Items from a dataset

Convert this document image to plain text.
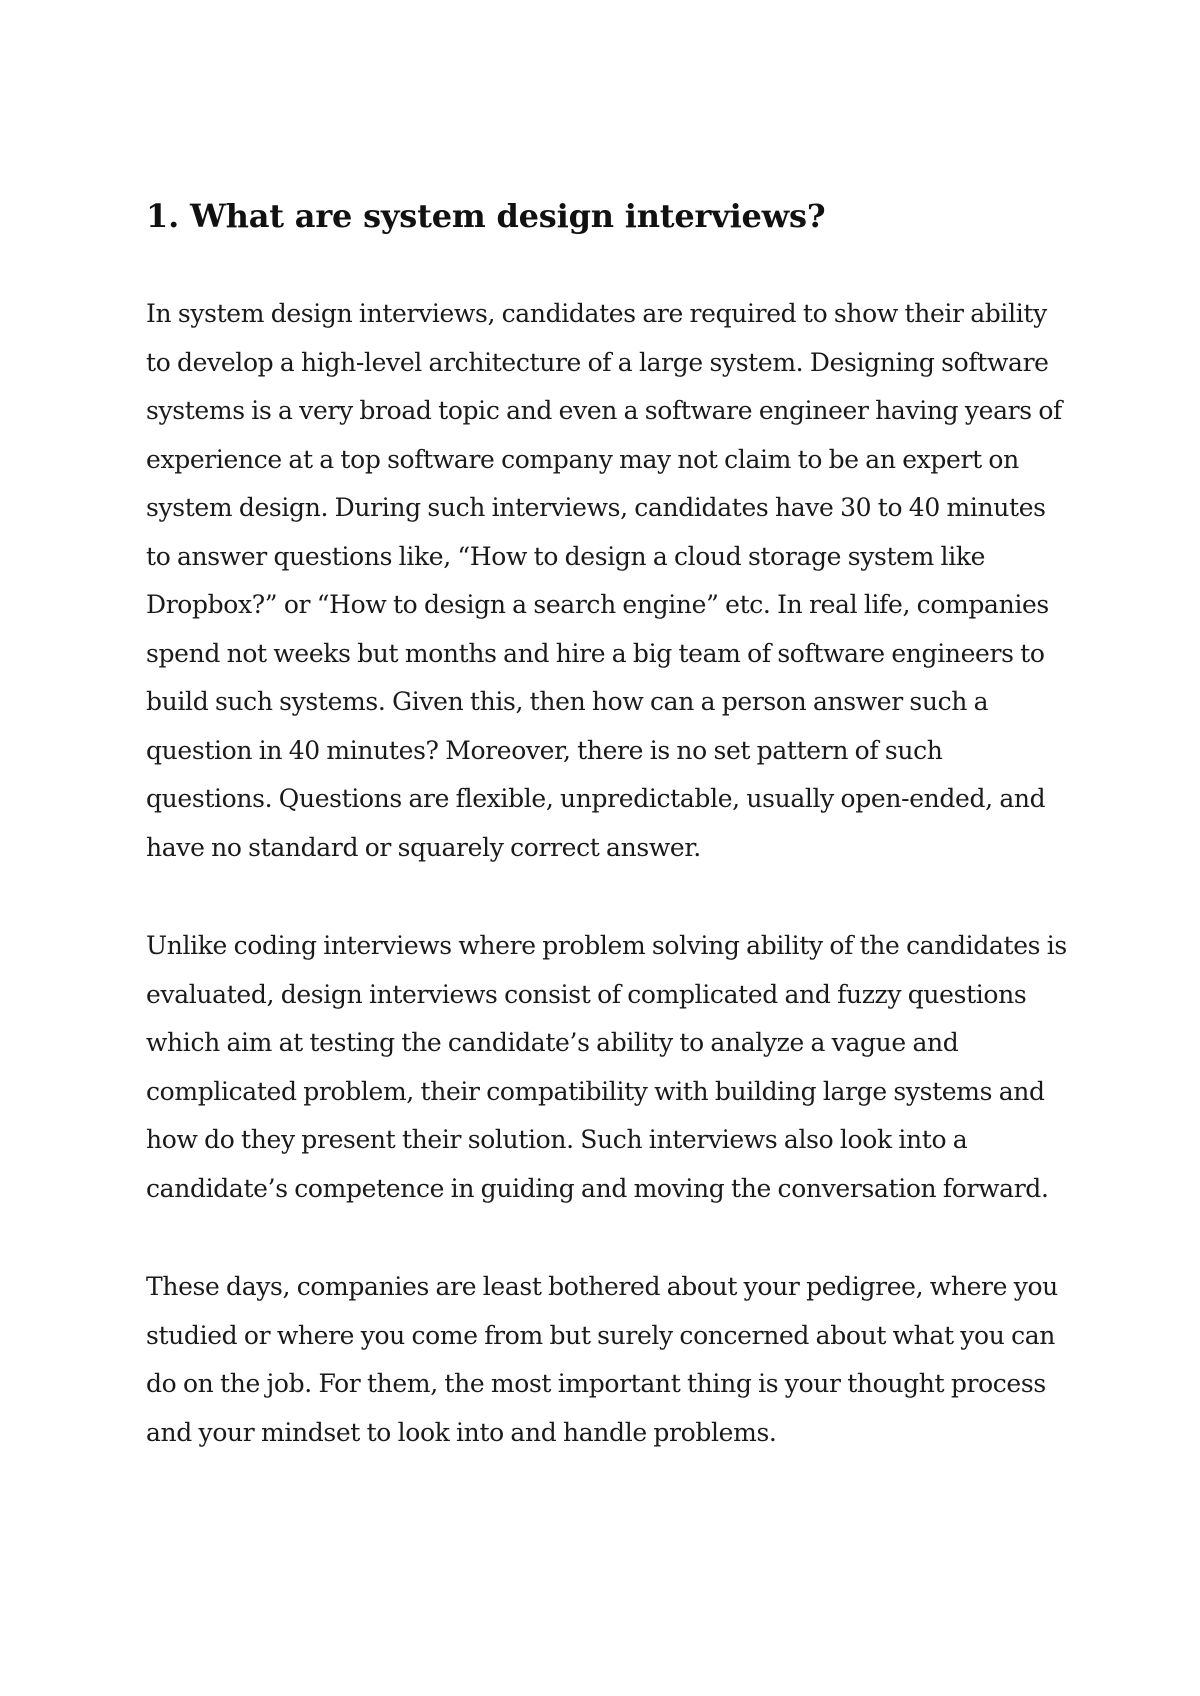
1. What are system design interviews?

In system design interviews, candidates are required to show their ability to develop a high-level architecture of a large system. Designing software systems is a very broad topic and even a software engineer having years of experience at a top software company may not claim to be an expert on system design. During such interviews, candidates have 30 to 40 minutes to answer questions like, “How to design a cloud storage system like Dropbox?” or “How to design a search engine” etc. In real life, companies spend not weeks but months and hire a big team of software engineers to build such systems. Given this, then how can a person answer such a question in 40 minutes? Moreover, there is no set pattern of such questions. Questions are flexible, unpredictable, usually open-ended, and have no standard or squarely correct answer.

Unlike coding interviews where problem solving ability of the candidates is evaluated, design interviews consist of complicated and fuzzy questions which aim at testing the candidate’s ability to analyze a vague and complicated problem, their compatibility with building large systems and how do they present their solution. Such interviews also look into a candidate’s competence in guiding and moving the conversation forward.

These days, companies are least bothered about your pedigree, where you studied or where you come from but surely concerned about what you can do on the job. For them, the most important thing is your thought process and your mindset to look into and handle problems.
* * *
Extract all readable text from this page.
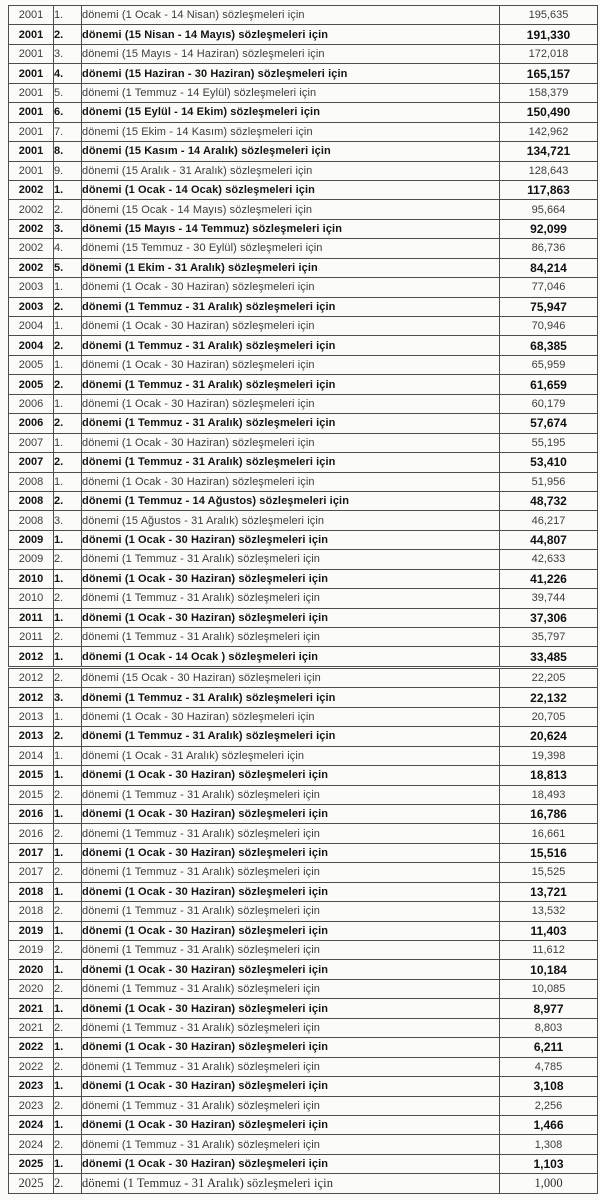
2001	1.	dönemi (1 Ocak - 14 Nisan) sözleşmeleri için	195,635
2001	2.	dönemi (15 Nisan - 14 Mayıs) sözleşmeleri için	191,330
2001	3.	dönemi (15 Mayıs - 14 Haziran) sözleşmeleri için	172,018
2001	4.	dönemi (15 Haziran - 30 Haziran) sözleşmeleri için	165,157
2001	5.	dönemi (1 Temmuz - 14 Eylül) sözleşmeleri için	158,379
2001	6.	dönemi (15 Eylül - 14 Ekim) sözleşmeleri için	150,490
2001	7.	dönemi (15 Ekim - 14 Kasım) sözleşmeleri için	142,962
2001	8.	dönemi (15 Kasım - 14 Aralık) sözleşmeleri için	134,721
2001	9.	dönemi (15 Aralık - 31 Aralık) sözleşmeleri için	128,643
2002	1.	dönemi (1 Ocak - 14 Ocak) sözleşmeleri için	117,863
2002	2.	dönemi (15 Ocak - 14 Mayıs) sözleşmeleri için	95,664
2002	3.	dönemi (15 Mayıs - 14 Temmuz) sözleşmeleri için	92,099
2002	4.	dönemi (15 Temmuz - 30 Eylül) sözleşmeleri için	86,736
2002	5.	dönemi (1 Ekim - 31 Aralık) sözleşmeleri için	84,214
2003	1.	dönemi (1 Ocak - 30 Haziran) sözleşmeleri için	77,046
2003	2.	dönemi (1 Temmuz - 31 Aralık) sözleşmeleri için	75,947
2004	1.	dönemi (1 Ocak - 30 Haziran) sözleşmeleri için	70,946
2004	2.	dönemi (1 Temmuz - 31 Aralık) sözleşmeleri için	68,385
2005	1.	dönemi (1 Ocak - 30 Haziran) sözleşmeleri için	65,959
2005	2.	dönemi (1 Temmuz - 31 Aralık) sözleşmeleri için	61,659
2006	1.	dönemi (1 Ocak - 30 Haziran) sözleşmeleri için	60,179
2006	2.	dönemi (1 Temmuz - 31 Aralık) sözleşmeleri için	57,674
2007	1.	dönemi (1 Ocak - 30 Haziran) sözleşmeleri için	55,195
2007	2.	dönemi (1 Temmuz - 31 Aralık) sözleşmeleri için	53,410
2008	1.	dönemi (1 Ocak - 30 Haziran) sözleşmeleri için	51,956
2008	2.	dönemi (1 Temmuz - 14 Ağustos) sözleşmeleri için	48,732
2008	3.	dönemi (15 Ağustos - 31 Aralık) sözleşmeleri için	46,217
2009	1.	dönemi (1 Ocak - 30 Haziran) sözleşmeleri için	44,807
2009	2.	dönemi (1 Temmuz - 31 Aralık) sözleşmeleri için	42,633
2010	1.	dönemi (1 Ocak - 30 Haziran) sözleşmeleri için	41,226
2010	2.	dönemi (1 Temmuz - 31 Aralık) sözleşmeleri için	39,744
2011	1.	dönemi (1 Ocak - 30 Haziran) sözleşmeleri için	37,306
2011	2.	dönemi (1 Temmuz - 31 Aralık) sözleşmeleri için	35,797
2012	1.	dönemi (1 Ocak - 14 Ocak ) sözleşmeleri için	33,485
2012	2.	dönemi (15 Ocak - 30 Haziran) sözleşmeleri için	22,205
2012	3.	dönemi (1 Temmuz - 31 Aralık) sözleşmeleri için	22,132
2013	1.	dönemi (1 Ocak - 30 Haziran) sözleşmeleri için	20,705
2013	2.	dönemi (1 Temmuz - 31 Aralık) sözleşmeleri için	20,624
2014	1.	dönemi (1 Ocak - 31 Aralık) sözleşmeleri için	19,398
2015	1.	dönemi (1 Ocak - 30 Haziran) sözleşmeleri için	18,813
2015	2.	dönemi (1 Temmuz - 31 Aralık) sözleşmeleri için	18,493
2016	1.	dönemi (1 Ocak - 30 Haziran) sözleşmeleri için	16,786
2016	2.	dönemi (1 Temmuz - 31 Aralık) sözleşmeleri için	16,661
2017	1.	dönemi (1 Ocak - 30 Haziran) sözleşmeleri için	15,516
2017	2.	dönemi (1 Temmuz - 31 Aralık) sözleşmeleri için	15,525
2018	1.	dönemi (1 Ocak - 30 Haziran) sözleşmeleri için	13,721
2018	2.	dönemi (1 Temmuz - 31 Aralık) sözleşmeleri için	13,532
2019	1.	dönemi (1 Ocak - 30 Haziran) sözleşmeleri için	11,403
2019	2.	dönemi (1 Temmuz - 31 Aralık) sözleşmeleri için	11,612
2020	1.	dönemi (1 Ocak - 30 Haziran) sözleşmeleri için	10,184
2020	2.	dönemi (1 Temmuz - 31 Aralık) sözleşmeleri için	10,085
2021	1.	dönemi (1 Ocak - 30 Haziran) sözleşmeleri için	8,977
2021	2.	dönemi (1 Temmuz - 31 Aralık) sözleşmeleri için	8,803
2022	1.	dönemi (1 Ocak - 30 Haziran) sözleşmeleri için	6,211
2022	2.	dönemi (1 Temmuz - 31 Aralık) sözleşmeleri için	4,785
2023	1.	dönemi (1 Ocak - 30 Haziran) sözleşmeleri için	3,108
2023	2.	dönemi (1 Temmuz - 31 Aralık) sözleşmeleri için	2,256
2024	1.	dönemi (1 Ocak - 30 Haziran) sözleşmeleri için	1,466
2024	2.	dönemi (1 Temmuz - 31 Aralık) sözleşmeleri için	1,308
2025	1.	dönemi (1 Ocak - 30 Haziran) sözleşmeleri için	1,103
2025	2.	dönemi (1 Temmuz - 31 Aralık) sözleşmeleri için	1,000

Task description:
From the records given above, copy all lines containing "look".

Reply to the task:
Unlike coding interviews where problem solving ability of the candidates is evaluated, design interviews consist of complicated and fuzzy questions which aim at testing the candidate’s ability to analyze a vague and complicated problem, their compatibility with building large systems and how do they present their solution. Such interviews also look into a candidate’s competence in guiding and moving the conversation forward.
These days, companies are least bothered about your pedigree, where you studied or where you come from but surely concerned about what you can do on the job. For them, the most important thing is your thought process and your mindset to look into and handle problems.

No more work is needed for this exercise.